◆ Task instructions
Repeat all of the material below exactly as written, images excluded.

◆ Records for this task
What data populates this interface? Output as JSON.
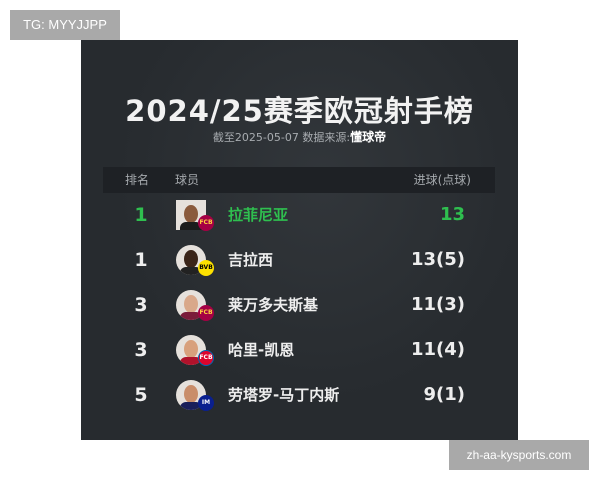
{
  "watermark_top": "TG: MYYJJPP",
  "watermark_bottom": "zh-aa-kysports.com",
  "card": {
    "title": "2024/25赛季欧冠射手榜",
    "subtitle_prefix": "截至2025-05-07 数据来源:",
    "source": "懂球帝",
    "columns": [
      "排名",
      "球员",
      "进球(点球)"
    ],
    "highlight_color": "#2fbf4f",
    "rows": [
      {
        "rank": "1",
        "name": "拉菲尼亚",
        "goals": "13",
        "club": "barcelona-badge",
        "highlight": true
      },
      {
        "rank": "1",
        "name": "吉拉西",
        "goals": "13(5)",
        "club": "dortmund-badge",
        "highlight": false
      },
      {
        "rank": "3",
        "name": "莱万多夫斯基",
        "goals": "11(3)",
        "club": "barcelona-badge",
        "highlight": false
      },
      {
        "rank": "3",
        "name": "哈里-凯恩",
        "goals": "11(4)",
        "club": "bayern-badge",
        "highlight": false
      },
      {
        "rank": "5",
        "name": "劳塔罗-马丁内斯",
        "goals": "9(1)",
        "club": "inter-badge",
        "highlight": false
      }
    ]
  }
}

◆ The result
What data populates this interface? Output as JSON.
{
  "watermark_top": "TG: MYYJJPP",
  "watermark_bottom": "zh-aa-kysports.com",
  "card": {
    "title": "2024/25赛季欧冠射手榜",
    "subtitle_prefix": "截至2025-05-07 数据来源:",
    "source": "懂球帝",
    "columns": [
      "排名",
      "球员",
      "进球(点球)"
    ],
    "highlight_color": "#2fbf4f",
    "rows": [
      {
        "rank": "1",
        "name": "拉菲尼亚",
        "goals": "13",
        "club": "barcelona-badge",
        "highlight": true
      },
      {
        "rank": "1",
        "name": "吉拉西",
        "goals": "13(5)",
        "club": "dortmund-badge",
        "highlight": false
      },
      {
        "rank": "3",
        "name": "莱万多夫斯基",
        "goals": "11(3)",
        "club": "barcelona-badge",
        "highlight": false
      },
      {
        "rank": "3",
        "name": "哈里-凯恩",
        "goals": "11(4)",
        "club": "bayern-badge",
        "highlight": false
      },
      {
        "rank": "5",
        "name": "劳塔罗-马丁内斯",
        "goals": "9(1)",
        "club": "inter-badge",
        "highlight": false
      }
    ]
  }
}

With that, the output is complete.